— start of RECORDS TO PROCESS —
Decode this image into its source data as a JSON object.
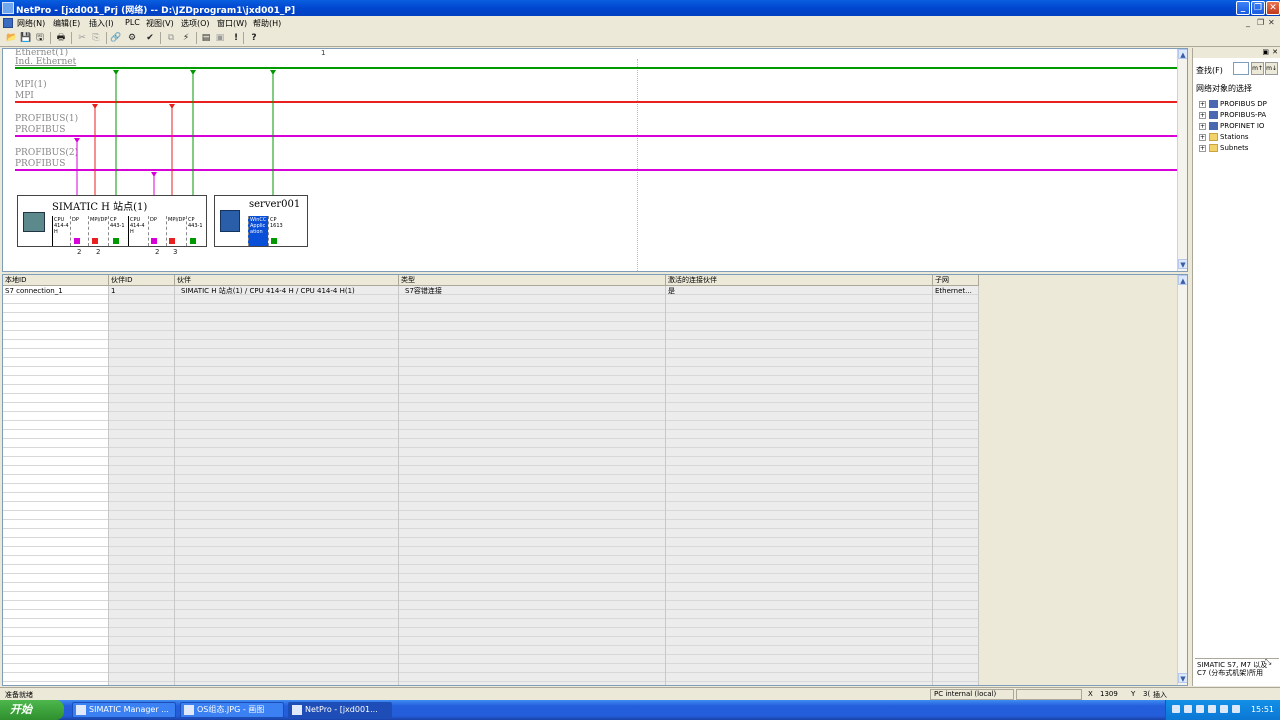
{
  "window": {
    "title": "NetPro - [jxd001_Prj (网络) -- D:\\JZDprogram1\\jxd001_P]",
    "minimize": "_",
    "maximize": "❐",
    "close": "✕"
  },
  "menu": {
    "items": [
      "网络(N)",
      "编辑(E)",
      "插入(I)",
      "PLC",
      "视图(V)",
      "选项(O)",
      "窗口(W)",
      "帮助(H)"
    ],
    "mdi_minimize": "_",
    "mdi_restore": "❐",
    "mdi_close": "✕"
  },
  "toolbar": {
    "buttons": [
      "📂",
      "💾",
      "🖫",
      "🖶",
      "✂",
      "⎘",
      "⧉",
      "🔗",
      "⚙",
      "✔",
      "⚡",
      "▤",
      "▣",
      "!",
      "?"
    ],
    "icons": [
      "open-icon",
      "save-icon",
      "save-compile-icon",
      "print-icon",
      "cut-icon",
      "copy-icon",
      "paste-icon",
      "download-icon",
      "upload-icon",
      "check-icon",
      "connect-icon",
      "catalog-icon",
      "view-icon",
      "alert-icon",
      "help-icon"
    ]
  },
  "network": {
    "ruler_label": "1",
    "subnets": [
      {
        "name": "Ethernet(1)",
        "type": "Ind. Ethernet",
        "color": "#009a00"
      },
      {
        "name": "MPI(1)",
        "type": "MPI",
        "color": "#e82020"
      },
      {
        "name": "PROFIBUS(1)",
        "type": "PROFIBUS",
        "color": "#d800d8"
      },
      {
        "name": "PROFIBUS(2)",
        "type": "PROFIBUS",
        "color": "#d800d8"
      }
    ],
    "station_h": {
      "title": "SIMATIC H 站点(1)",
      "slots": [
        "CPU\n414-4\nH",
        "DP",
        "MPI/DP",
        "CP\n443-1",
        "CPU\n414-4\nH",
        "DP",
        "MPI/DP",
        "CP\n443-1"
      ],
      "port_numbers": [
        "2",
        "2",
        "2",
        "3"
      ]
    },
    "station_pc": {
      "title": "server001",
      "slots": [
        "WinCC\nApplic\nation",
        "CP\n1613"
      ]
    }
  },
  "table": {
    "headers": [
      "本地ID",
      "伙伴ID",
      "伙伴",
      "类型",
      "激活的连接伙伴",
      "子网"
    ],
    "rows": [
      [
        "S7 connection_1",
        "1",
        "SIMATIC H 站点(1) / CPU 414-4 H / CPU 414-4 H(1)",
        "S7容错连接",
        "是",
        "Ethernet..."
      ]
    ]
  },
  "sidepanel": {
    "find_label": "查找(F)",
    "find_next": "m↑",
    "find_prev": "m↓",
    "selection_label": "网络对象的选择",
    "tree": [
      "PROFIBUS DP",
      "PROFIBUS-PA",
      "PROFINET IO",
      "Stations",
      "Subnets"
    ],
    "info_text": "SIMATIC S7, M7 以及 C7 (分布式机架)所用"
  },
  "status": {
    "ready": "准备就绪",
    "interface": "PC internal (local)",
    "x_label": "X",
    "x_value": "1309",
    "y_label": "Y",
    "y_value": "3(",
    "mode": "插入"
  },
  "taskbar": {
    "start": "开始",
    "tasks": [
      "SIMATIC Manager ...",
      "OS组态.JPG - 画图",
      "NetPro - [jxd001..."
    ],
    "clock": "15:51"
  }
}
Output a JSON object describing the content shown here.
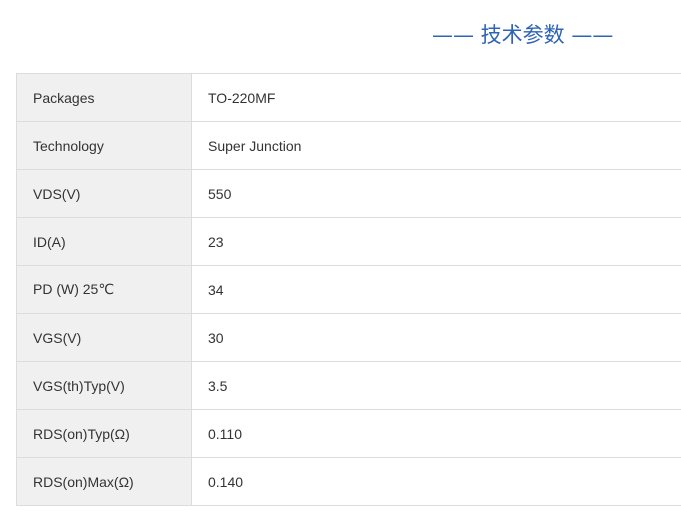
{
  "section": {
    "title": "—— 技术参数 ——"
  },
  "specs": [
    {
      "label": "Packages",
      "value": "TO-220MF"
    },
    {
      "label": "Technology",
      "value": "Super Junction"
    },
    {
      "label": "VDS(V)",
      "value": "550"
    },
    {
      "label": "ID(A)",
      "value": "23"
    },
    {
      "label": "PD (W) 25℃",
      "value": "34"
    },
    {
      "label": "VGS(V)",
      "value": "30"
    },
    {
      "label": "VGS(th)Typ(V)",
      "value": "3.5"
    },
    {
      "label": "RDS(on)Typ(Ω)",
      "value": "0.110"
    },
    {
      "label": "RDS(on)Max(Ω)",
      "value": "0.140"
    }
  ]
}
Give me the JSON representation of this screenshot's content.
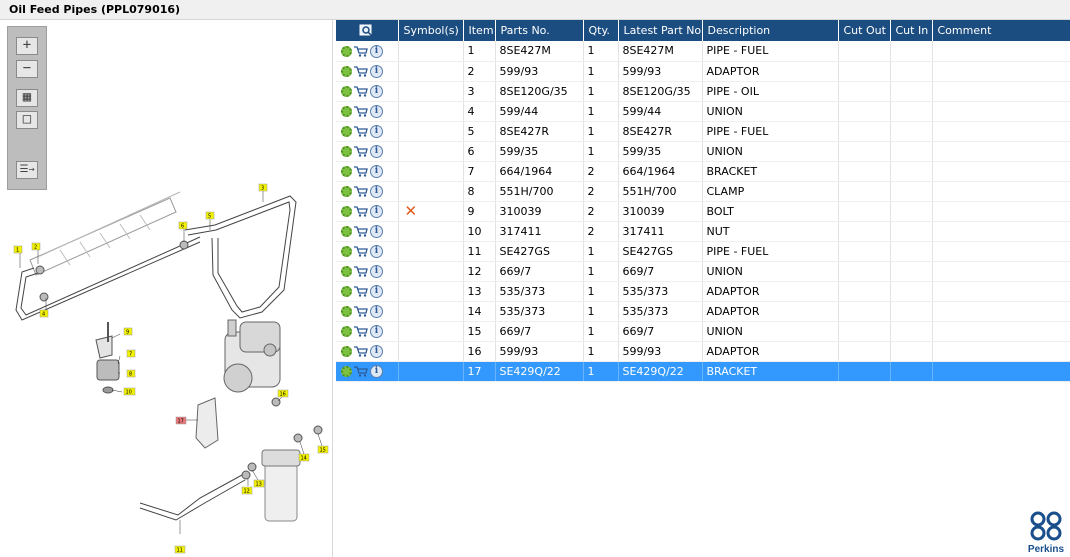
{
  "title": "Oil Feed Pipes (PPL079016)",
  "toolbar": {
    "zoom_in": "+",
    "zoom_out": "−",
    "fit": "▦",
    "reset": "□",
    "list": "☰→"
  },
  "diagram": {
    "callouts": [
      "1",
      "2",
      "3",
      "4",
      "5",
      "6",
      "7",
      "8",
      "9",
      "10",
      "11",
      "12",
      "13",
      "14",
      "15",
      "16",
      "17"
    ]
  },
  "table": {
    "headers": {
      "icons": "",
      "symbols": "Symbol(s)",
      "item": "Item",
      "parts_no": "Parts No.",
      "qty": "Qty.",
      "latest": "Latest Part No.",
      "description": "Description",
      "cut_out": "Cut Out",
      "cut_in": "Cut In",
      "comment": "Comment"
    },
    "rows": [
      {
        "symbol": "",
        "item": "1",
        "part": "8SE427M",
        "qty": "1",
        "latest": "8SE427M",
        "desc": "PIPE - FUEL"
      },
      {
        "symbol": "",
        "item": "2",
        "part": "599/93",
        "qty": "1",
        "latest": "599/93",
        "desc": "ADAPTOR"
      },
      {
        "symbol": "",
        "item": "3",
        "part": "8SE120G/35",
        "qty": "1",
        "latest": "8SE120G/35",
        "desc": "PIPE - OIL"
      },
      {
        "symbol": "",
        "item": "4",
        "part": "599/44",
        "qty": "1",
        "latest": "599/44",
        "desc": "UNION"
      },
      {
        "symbol": "",
        "item": "5",
        "part": "8SE427R",
        "qty": "1",
        "latest": "8SE427R",
        "desc": "PIPE - FUEL"
      },
      {
        "symbol": "",
        "item": "6",
        "part": "599/35",
        "qty": "1",
        "latest": "599/35",
        "desc": "UNION"
      },
      {
        "symbol": "",
        "item": "7",
        "part": "664/1964",
        "qty": "2",
        "latest": "664/1964",
        "desc": "BRACKET"
      },
      {
        "symbol": "",
        "item": "8",
        "part": "551H/700",
        "qty": "2",
        "latest": "551H/700",
        "desc": "CLAMP"
      },
      {
        "symbol": "✕",
        "item": "9",
        "part": "310039",
        "qty": "2",
        "latest": "310039",
        "desc": "BOLT"
      },
      {
        "symbol": "",
        "item": "10",
        "part": "317411",
        "qty": "2",
        "latest": "317411",
        "desc": "NUT"
      },
      {
        "symbol": "",
        "item": "11",
        "part": "SE427GS",
        "qty": "1",
        "latest": "SE427GS",
        "desc": "PIPE - FUEL"
      },
      {
        "symbol": "",
        "item": "12",
        "part": "669/7",
        "qty": "1",
        "latest": "669/7",
        "desc": "UNION"
      },
      {
        "symbol": "",
        "item": "13",
        "part": "535/373",
        "qty": "1",
        "latest": "535/373",
        "desc": "ADAPTOR"
      },
      {
        "symbol": "",
        "item": "14",
        "part": "535/373",
        "qty": "1",
        "latest": "535/373",
        "desc": "ADAPTOR"
      },
      {
        "symbol": "",
        "item": "15",
        "part": "669/7",
        "qty": "1",
        "latest": "669/7",
        "desc": "UNION"
      },
      {
        "symbol": "",
        "item": "16",
        "part": "599/93",
        "qty": "1",
        "latest": "599/93",
        "desc": "ADAPTOR"
      },
      {
        "symbol": "",
        "item": "17",
        "part": "SE429Q/22",
        "qty": "1",
        "latest": "SE429Q/22",
        "desc": "BRACKET"
      }
    ],
    "selected_item": "17"
  },
  "logo": {
    "text": "Perkins"
  },
  "colors": {
    "header_bg": "#1c4d80",
    "selected_row": "#3399ff",
    "callout_fill": "#f2f200",
    "highlight_callout": "#e87878",
    "symbol_x": "#e05a1a"
  }
}
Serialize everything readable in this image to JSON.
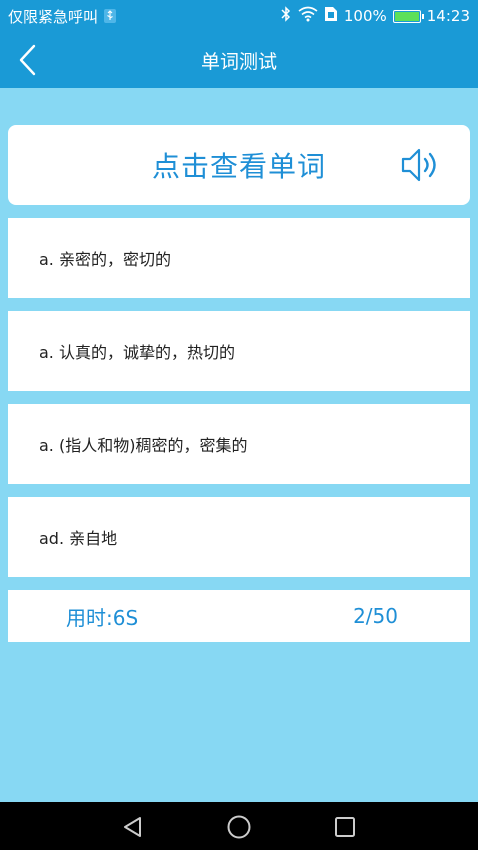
{
  "status": {
    "carrier": "仅限紧急呼叫",
    "battery": "100%",
    "time": "14:23"
  },
  "header": {
    "title": "单词测试"
  },
  "word_card": {
    "prompt": "点击查看单词"
  },
  "options": [
    "a. 亲密的，密切的",
    "a. 认真的，诚挚的，热切的",
    "a. (指人和物)稠密的，密集的",
    "ad. 亲自地"
  ],
  "footer": {
    "elapsed": "用时:6S",
    "progress": "2/50"
  },
  "colors": {
    "bar_blue": "#1a9ad6",
    "page_bg": "#87d8f3",
    "accent_text": "#1f8fd6"
  }
}
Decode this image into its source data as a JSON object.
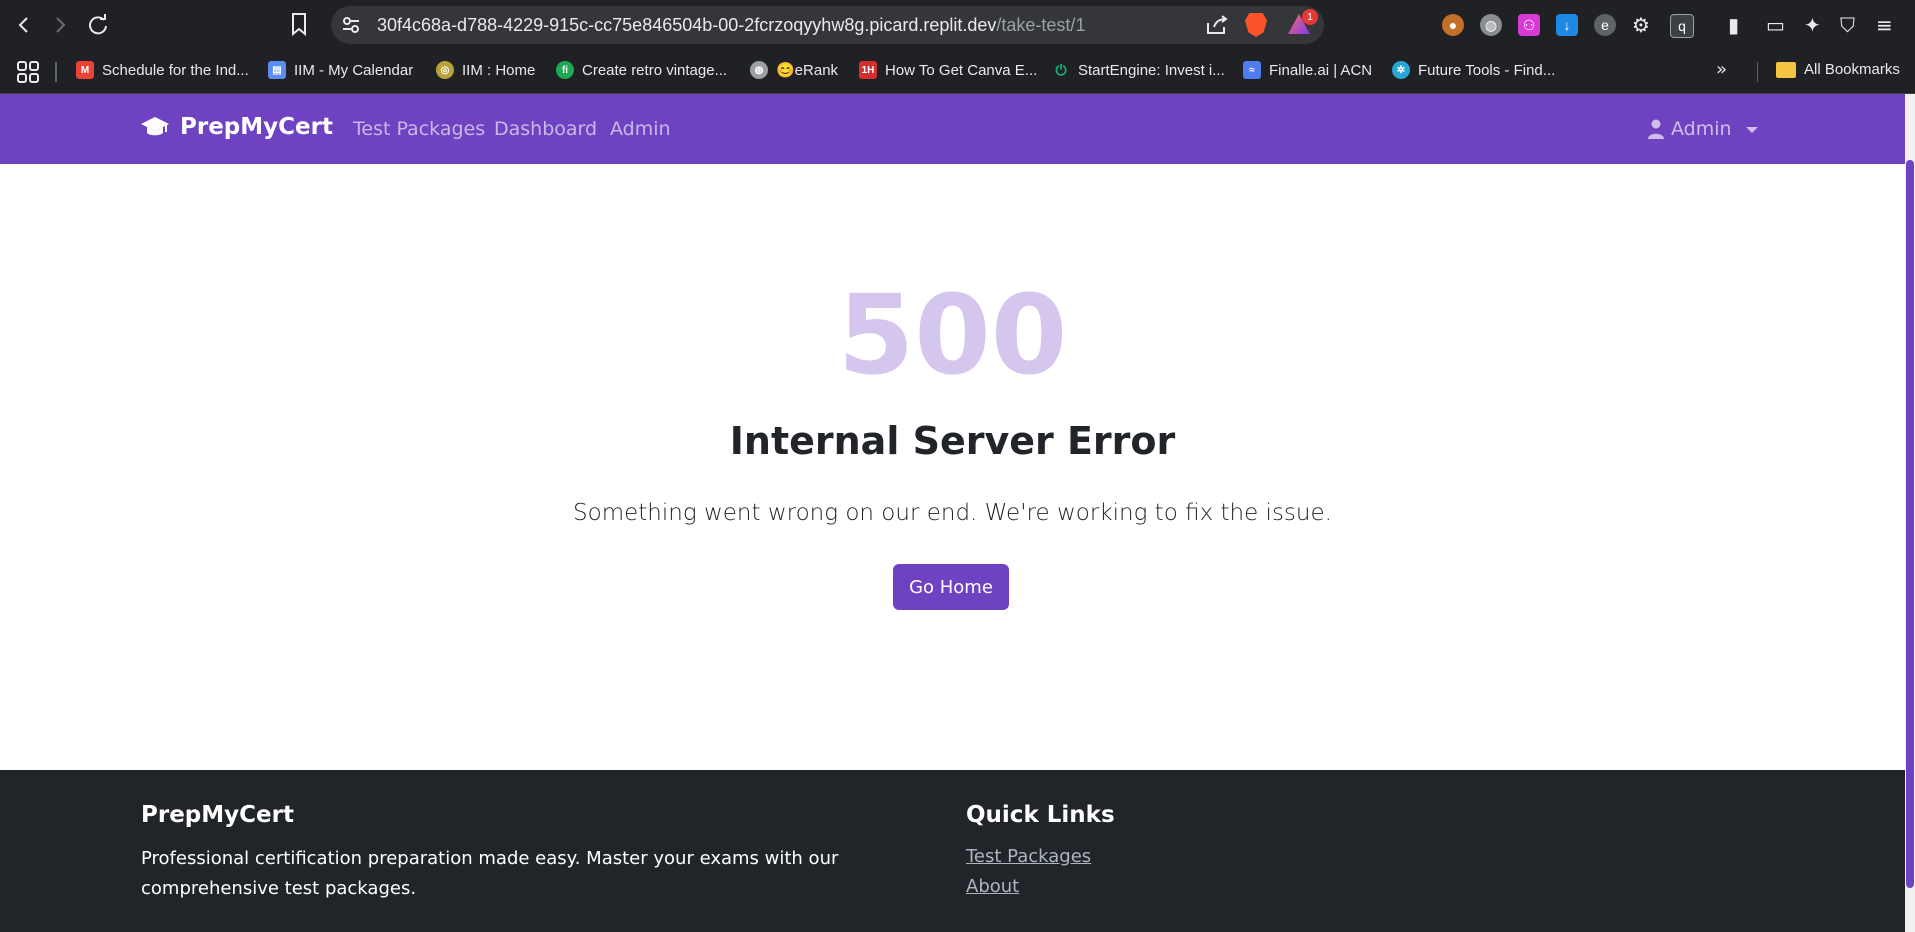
{
  "browser": {
    "url_host": "30f4c68a-d788-4229-915c-cc75e846504b-00-2fcrzoqyyhw8g.picard.replit.dev",
    "url_path": "/take-test/1",
    "rewards_badge": "1",
    "bookmarks": [
      {
        "label": "Schedule for the Ind...",
        "icon": "gmail-icon",
        "color": "#ea4335"
      },
      {
        "label": "IIM - My Calendar",
        "icon": "calendar-icon",
        "color": "#5b8def"
      },
      {
        "label": "IIM : Home",
        "icon": "iim-icon",
        "color": "#b8a23a"
      },
      {
        "label": "Create retro vintage...",
        "icon": "fi-icon",
        "color": "#1fa855"
      },
      {
        "label": "😊eRank",
        "icon": "globe-icon",
        "color": "#9aa0a6"
      },
      {
        "label": "How To Get Canva E...",
        "icon": "1h-icon",
        "color": "#d32f2f"
      },
      {
        "label": "StartEngine: Invest i...",
        "icon": "power-icon",
        "color": "#19b57a"
      },
      {
        "label": "Finalle.ai | ACN",
        "icon": "finalle-icon",
        "color": "#4f7df0"
      },
      {
        "label": "Future Tools - Find...",
        "icon": "futuretools-icon",
        "color": "#2aa6d6"
      }
    ],
    "all_bookmarks": "All Bookmarks"
  },
  "navbar": {
    "brand": "PrepMyCert",
    "links": [
      "Test Packages",
      "Dashboard",
      "Admin"
    ],
    "user": "Admin",
    "color": "#6f42c1"
  },
  "error": {
    "code": "500",
    "title": "Internal Server Error",
    "message": "Something went wrong on our end. We're working to fix the issue.",
    "button": "Go Home"
  },
  "footer": {
    "brand": "PrepMyCert",
    "description": "Professional certification preparation made easy. Master your exams with our comprehensive test packages.",
    "quick_links_title": "Quick Links",
    "links": [
      "Test Packages",
      "About"
    ]
  }
}
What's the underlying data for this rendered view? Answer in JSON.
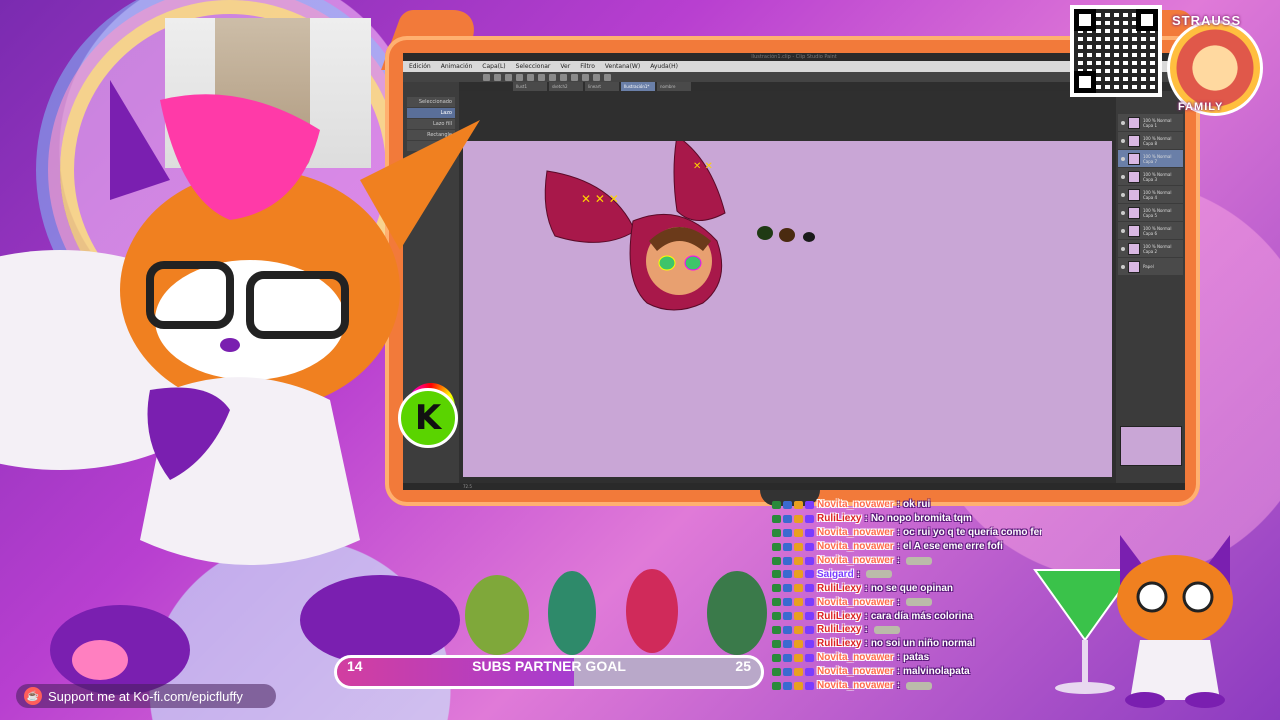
{
  "app": {
    "title": "Ilustración1.clip - Clip Studio Paint",
    "menu": [
      "Edición",
      "Animación",
      "Capa(L)",
      "Seleccionar",
      "Ver",
      "Filtro",
      "Ventana(W)",
      "Ayuda(H)"
    ],
    "tabs": [
      "Ilust1",
      "sketch2",
      "lineart",
      "Ilustración1*",
      "nombre"
    ],
    "active_tab_index": 3,
    "tools": [
      "Seleccionado",
      "Lazo",
      "Lazo fill",
      "Rectangle",
      "Elipse"
    ],
    "selected_tool_index": 1,
    "layers": [
      {
        "mode": "100 % Normal",
        "name": "Capa 1"
      },
      {
        "mode": "100 % Normal",
        "name": "Capa 8"
      },
      {
        "mode": "100 % Normal",
        "name": "Capa 7"
      },
      {
        "mode": "100 % Normal",
        "name": "Capa 3"
      },
      {
        "mode": "100 % Normal",
        "name": "Capa 4"
      },
      {
        "mode": "100 % Normal",
        "name": "Capa 5"
      },
      {
        "mode": "100 % Normal",
        "name": "Capa 6"
      },
      {
        "mode": "100 % Normal",
        "name": "Capa 2"
      },
      {
        "mode": "",
        "name": "Papel"
      }
    ],
    "selected_layer_index": 2,
    "zoom": "72.5",
    "canvas_color": "#c9a6d6"
  },
  "badge": {
    "top": "STRAUSS",
    "bottom": "FAMILY"
  },
  "goal": {
    "start": "14",
    "label": "SUBS PARTNER GOAL",
    "end": "25",
    "current": 14,
    "target": 25
  },
  "kofi": {
    "text": "Support me at Ko-fi.com/epicfluffy"
  },
  "chat": [
    {
      "user": "Novita_novawer",
      "color": "#ff6b4a",
      "msg": "ok rui"
    },
    {
      "user": "RuliLiexy",
      "color": "#d22",
      "msg": "No nopo bromita tqm"
    },
    {
      "user": "Novita_novawer",
      "color": "#ff6b4a",
      "msg": "oc rui yo q te quería como femboy"
    },
    {
      "user": "Novita_novawer",
      "color": "#ff6b4a",
      "msg": "el A ese eme erre fofi"
    },
    {
      "user": "Novita_novawer",
      "color": "#ff6b4a",
      "msg": ""
    },
    {
      "user": "Saigard",
      "color": "#7a3cff",
      "msg": ""
    },
    {
      "user": "RuliLiexy",
      "color": "#d22",
      "msg": "no se que opinan"
    },
    {
      "user": "Novita_novawer",
      "color": "#ff6b4a",
      "msg": ""
    },
    {
      "user": "RuliLiexy",
      "color": "#d22",
      "msg": "cara día más colorina"
    },
    {
      "user": "RuliLiexy",
      "color": "#d22",
      "msg": ""
    },
    {
      "user": "RuliLiexy",
      "color": "#d22",
      "msg": "no soi un niño normal"
    },
    {
      "user": "Novita_novawer",
      "color": "#ff6b4a",
      "msg": "patas"
    },
    {
      "user": "Novita_novawer",
      "color": "#ff6b4a",
      "msg": "malvinolapata"
    },
    {
      "user": "Novita_novawer",
      "color": "#ff6b4a",
      "msg": ""
    }
  ],
  "colors": {
    "accent": "#f27a3a",
    "purple": "#7a2bb0",
    "pink": "#e0509b",
    "k_green": "#5ad400"
  },
  "icons": [
    "qr-code-icon",
    "kofi-cup-icon",
    "k-logo-icon",
    "color-wheel-icon",
    "eye-icon"
  ]
}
— end of RECORDS TO PROCESS —
INSTRUCTION: Report how many lines in the records above contain the word "content", giving only the number.

COMPLETE OUTPUT: 2